# start of Material

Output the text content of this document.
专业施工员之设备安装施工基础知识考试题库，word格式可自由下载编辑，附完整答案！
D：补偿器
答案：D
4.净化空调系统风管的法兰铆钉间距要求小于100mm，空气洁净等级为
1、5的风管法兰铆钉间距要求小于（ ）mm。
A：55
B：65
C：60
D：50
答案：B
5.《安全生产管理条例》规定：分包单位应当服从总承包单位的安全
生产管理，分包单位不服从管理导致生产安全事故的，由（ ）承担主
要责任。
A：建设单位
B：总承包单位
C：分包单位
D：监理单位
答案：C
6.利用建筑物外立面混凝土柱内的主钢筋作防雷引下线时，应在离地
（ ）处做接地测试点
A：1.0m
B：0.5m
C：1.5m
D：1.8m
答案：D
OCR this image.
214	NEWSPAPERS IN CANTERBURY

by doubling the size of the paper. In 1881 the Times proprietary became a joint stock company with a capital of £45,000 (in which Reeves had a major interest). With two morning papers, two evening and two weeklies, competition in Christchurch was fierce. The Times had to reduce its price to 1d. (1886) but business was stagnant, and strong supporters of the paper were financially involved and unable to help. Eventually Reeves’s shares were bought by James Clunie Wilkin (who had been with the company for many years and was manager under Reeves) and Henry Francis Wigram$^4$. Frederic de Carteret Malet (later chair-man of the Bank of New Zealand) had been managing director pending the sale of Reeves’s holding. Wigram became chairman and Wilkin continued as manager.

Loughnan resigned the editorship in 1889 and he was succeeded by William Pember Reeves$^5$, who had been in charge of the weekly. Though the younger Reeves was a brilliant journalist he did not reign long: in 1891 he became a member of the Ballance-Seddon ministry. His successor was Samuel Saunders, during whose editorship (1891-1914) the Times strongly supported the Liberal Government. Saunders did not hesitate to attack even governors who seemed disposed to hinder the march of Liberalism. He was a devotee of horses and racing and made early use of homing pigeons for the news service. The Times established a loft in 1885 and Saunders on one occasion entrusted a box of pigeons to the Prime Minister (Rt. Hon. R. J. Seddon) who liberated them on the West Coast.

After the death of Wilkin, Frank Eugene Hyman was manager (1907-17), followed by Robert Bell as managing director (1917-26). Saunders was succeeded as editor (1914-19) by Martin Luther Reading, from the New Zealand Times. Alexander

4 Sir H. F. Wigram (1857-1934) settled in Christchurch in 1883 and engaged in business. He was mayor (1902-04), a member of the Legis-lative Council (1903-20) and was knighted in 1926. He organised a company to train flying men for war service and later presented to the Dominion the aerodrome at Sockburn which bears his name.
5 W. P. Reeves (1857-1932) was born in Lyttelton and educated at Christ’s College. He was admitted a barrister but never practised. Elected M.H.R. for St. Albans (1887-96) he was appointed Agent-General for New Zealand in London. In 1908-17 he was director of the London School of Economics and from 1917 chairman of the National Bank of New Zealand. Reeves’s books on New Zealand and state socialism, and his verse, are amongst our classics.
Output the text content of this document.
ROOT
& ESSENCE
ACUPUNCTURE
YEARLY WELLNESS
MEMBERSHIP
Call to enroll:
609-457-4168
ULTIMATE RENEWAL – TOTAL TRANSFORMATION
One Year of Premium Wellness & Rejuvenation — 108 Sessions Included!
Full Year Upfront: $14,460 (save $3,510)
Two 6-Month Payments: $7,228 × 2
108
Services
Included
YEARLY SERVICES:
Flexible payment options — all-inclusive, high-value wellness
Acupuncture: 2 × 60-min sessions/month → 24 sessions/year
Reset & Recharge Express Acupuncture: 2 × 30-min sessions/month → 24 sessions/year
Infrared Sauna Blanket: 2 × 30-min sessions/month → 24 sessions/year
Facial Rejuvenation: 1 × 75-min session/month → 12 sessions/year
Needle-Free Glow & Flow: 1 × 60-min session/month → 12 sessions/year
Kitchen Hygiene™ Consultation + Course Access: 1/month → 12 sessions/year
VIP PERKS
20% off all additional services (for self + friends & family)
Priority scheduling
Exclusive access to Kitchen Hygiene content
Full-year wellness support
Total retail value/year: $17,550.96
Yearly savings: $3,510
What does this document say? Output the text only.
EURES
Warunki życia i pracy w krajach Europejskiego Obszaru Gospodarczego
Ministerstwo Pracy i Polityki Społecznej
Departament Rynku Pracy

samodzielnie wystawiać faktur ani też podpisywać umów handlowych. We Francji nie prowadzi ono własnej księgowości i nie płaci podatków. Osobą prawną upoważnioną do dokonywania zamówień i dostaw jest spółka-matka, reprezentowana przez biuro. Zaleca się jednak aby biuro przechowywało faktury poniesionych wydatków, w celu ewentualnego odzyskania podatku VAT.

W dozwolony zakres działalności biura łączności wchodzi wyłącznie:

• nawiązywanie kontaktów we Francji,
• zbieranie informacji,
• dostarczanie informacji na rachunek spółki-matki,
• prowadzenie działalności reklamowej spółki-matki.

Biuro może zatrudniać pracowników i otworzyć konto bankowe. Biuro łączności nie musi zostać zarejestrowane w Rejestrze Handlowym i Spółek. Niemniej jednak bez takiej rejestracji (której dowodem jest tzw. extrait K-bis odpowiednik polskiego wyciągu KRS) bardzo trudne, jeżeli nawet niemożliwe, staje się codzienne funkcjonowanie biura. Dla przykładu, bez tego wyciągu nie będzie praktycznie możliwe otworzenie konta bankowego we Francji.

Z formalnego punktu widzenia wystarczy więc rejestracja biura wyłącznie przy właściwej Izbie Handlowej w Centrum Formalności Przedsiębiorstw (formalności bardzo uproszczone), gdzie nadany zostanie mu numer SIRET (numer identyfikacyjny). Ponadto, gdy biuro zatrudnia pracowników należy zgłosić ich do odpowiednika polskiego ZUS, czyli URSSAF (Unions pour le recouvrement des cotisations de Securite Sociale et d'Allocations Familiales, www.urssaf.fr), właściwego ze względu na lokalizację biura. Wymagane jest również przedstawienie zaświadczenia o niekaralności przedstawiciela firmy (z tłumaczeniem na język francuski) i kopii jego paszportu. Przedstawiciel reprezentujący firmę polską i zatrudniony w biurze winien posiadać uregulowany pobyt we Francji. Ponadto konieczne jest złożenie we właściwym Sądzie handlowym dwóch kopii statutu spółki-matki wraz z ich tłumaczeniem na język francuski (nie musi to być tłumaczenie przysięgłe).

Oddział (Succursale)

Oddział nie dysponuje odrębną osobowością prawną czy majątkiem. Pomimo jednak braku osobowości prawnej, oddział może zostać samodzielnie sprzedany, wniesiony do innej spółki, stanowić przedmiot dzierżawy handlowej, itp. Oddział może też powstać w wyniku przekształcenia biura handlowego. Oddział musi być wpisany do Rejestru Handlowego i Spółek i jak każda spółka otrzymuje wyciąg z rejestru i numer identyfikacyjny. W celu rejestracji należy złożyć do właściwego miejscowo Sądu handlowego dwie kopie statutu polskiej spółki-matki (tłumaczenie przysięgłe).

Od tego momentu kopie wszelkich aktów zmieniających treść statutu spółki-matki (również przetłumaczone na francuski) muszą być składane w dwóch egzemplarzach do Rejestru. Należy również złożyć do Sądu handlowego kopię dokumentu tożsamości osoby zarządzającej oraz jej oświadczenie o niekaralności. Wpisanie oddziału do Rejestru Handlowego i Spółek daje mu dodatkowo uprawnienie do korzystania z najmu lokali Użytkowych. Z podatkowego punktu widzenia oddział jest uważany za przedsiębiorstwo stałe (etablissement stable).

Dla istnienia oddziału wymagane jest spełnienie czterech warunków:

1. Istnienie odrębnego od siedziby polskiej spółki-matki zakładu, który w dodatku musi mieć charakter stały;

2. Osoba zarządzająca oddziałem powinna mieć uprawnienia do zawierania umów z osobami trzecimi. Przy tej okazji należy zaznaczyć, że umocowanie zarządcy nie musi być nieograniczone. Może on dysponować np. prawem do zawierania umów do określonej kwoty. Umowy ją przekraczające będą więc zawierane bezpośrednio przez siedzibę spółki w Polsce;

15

# end of Material

__Set exercise__.
Of the lines in the listing above, how many hold the string "umów"? Reply with the number only.

__Result for this task__.
2